>> Begin

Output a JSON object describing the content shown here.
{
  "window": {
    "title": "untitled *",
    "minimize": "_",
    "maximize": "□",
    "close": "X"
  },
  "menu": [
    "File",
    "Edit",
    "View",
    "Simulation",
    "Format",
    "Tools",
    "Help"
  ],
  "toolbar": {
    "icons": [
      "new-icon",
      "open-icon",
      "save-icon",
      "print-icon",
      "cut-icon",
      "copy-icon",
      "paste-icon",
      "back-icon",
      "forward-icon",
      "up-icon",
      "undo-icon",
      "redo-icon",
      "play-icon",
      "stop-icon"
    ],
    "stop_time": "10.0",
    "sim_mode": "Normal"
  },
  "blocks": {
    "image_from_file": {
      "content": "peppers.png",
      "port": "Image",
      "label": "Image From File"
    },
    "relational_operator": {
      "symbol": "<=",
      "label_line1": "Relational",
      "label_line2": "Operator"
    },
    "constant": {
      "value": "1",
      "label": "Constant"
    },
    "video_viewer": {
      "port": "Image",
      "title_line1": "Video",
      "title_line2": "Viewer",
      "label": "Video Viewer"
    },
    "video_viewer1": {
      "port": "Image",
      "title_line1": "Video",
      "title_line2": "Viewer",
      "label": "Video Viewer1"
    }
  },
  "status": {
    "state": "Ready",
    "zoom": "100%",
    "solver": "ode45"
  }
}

>> End

DIRECTIVE:
Print the material verbatim, all of it.

ANSWER TO THE TASK:
Output a JSON object describing the content shown here.
{
  "window": {
    "title": "untitled *",
    "minimize": "_",
    "maximize": "□",
    "close": "X"
  },
  "menu": [
    "File",
    "Edit",
    "View",
    "Simulation",
    "Format",
    "Tools",
    "Help"
  ],
  "toolbar": {
    "icons": [
      "new-icon",
      "open-icon",
      "save-icon",
      "print-icon",
      "cut-icon",
      "copy-icon",
      "paste-icon",
      "back-icon",
      "forward-icon",
      "up-icon",
      "undo-icon",
      "redo-icon",
      "play-icon",
      "stop-icon"
    ],
    "stop_time": "10.0",
    "sim_mode": "Normal"
  },
  "blocks": {
    "image_from_file": {
      "content": "peppers.png",
      "port": "Image",
      "label": "Image From File"
    },
    "relational_operator": {
      "symbol": "<=",
      "label_line1": "Relational",
      "label_line2": "Operator"
    },
    "constant": {
      "value": "1",
      "label": "Constant"
    },
    "video_viewer": {
      "port": "Image",
      "title_line1": "Video",
      "title_line2": "Viewer",
      "label": "Video Viewer"
    },
    "video_viewer1": {
      "port": "Image",
      "title_line1": "Video",
      "title_line2": "Viewer",
      "label": "Video Viewer1"
    }
  },
  "status": {
    "state": "Ready",
    "zoom": "100%",
    "solver": "ode45"
  }
}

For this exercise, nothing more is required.